-- Instructions to follow --
Do not include the pictures; repeat the rest of the data exactly.

-- Exercise inputs --
·····

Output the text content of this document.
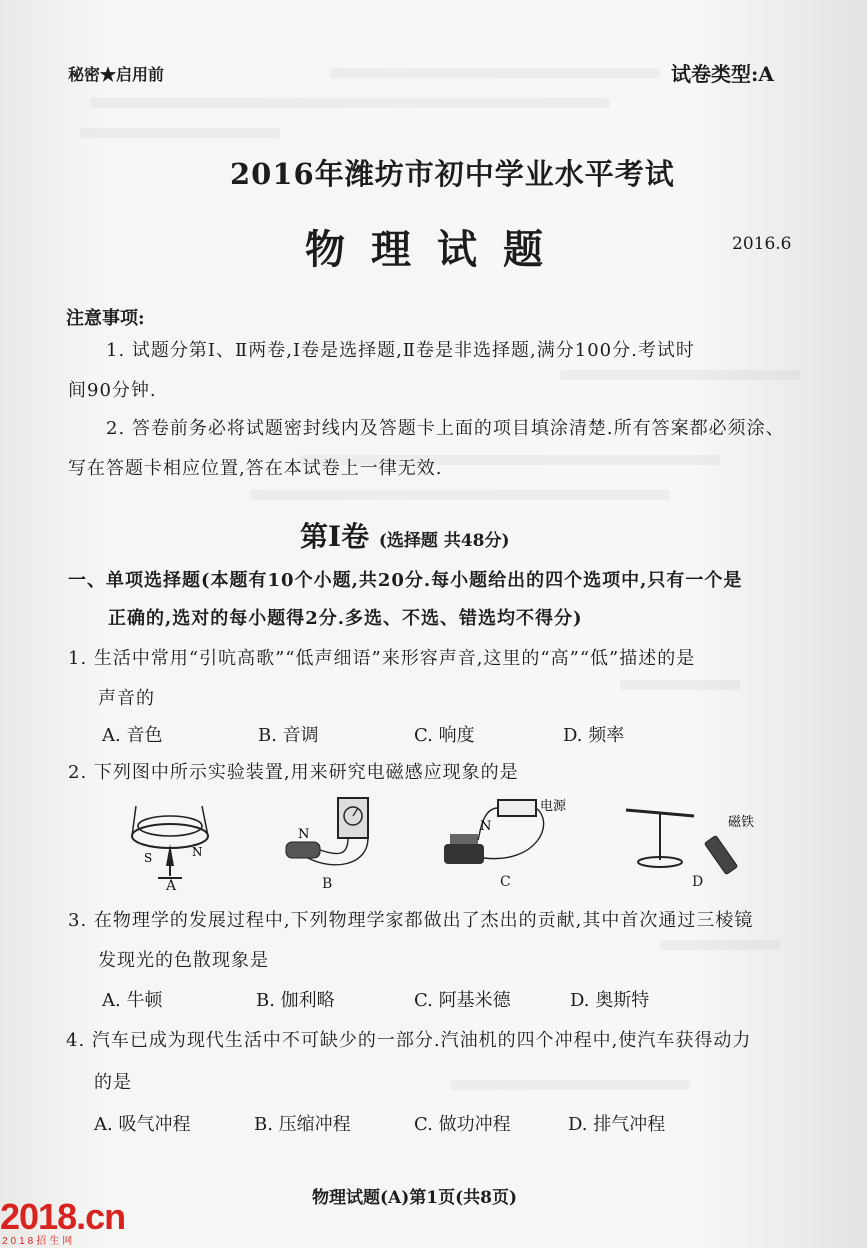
秘密★启用前	试卷类型:A
2016年潍坊市初中学业水平考试
物理试题	2016.6
注意事项:
1. 试题分第Ⅰ、Ⅱ两卷,Ⅰ卷是选择题,Ⅱ卷是非选择题,满分100分.考试时
间90分钟.
2. 答卷前务必将试题密封线内及答题卡上面的项目填涂清楚.所有答案都必须涂、
写在答题卡相应位置,答在本试卷上一律无效.
第Ⅰ卷 (选择题 共48分)
一、单项选择题(本题有10个小题,共20分.每小题给出的四个选项中,只有一个是
正确的,选对的每小题得2分.多选、不选、错选均不得分)
1. 生活中常用“引吭高歌”“低声细语”来形容声音,这里的“高”“低”描述的是
声音的
A. 音色	B. 音调	C. 响度	D. 频率
2. 下列图中所示实验装置,用来研究电磁感应现象的是
S	N
A
N
B
N
电源
C
磁铁
D
3. 在物理学的发展过程中,下列物理学家都做出了杰出的贡献,其中首次通过三棱镜
发现光的色散现象是
A. 牛顿	B. 伽利略	C. 阿基米德	D. 奥斯特
4. 汽车已成为现代生活中不可缺少的一部分.汽油机的四个冲程中,使汽车获得动力
的是
A. 吸气冲程	B. 压缩冲程	C. 做功冲程	D. 排气冲程
物理试题(A)第1页(共8页)
2018.cn
2018招生网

·····

-- Solved exercise --
Output the text content of this document.
秘密★启用前	试卷类型:A
2016年潍坊市初中学业水平考试
物理试题	2016.6
注意事项:
1. 试题分第Ⅰ、Ⅱ两卷,Ⅰ卷是选择题,Ⅱ卷是非选择题,满分100分.考试时
间90分钟.
2. 答卷前务必将试题密封线内及答题卡上面的项目填涂清楚.所有答案都必须涂、
写在答题卡相应位置,答在本试卷上一律无效.
第Ⅰ卷 (选择题 共48分)
一、单项选择题(本题有10个小题,共20分.每小题给出的四个选项中,只有一个是
正确的,选对的每小题得2分.多选、不选、错选均不得分)
1. 生活中常用“引吭高歌”“低声细语”来形容声音,这里的“高”“低”描述的是
声音的
A. 音色	B. 音调	C. 响度	D. 频率
2. 下列图中所示实验装置,用来研究电磁感应现象的是
S	N
A
N
B
N
电源
C
磁铁
D
3. 在物理学的发展过程中,下列物理学家都做出了杰出的贡献,其中首次通过三棱镜
发现光的色散现象是
A. 牛顿	B. 伽利略	C. 阿基米德	D. 奥斯特
4. 汽车已成为现代生活中不可缺少的一部分.汽油机的四个冲程中,使汽车获得动力
的是
A. 吸气冲程	B. 压缩冲程	C. 做功冲程	D. 排气冲程
物理试题(A)第1页(共8页)
2018.cn
2018招生网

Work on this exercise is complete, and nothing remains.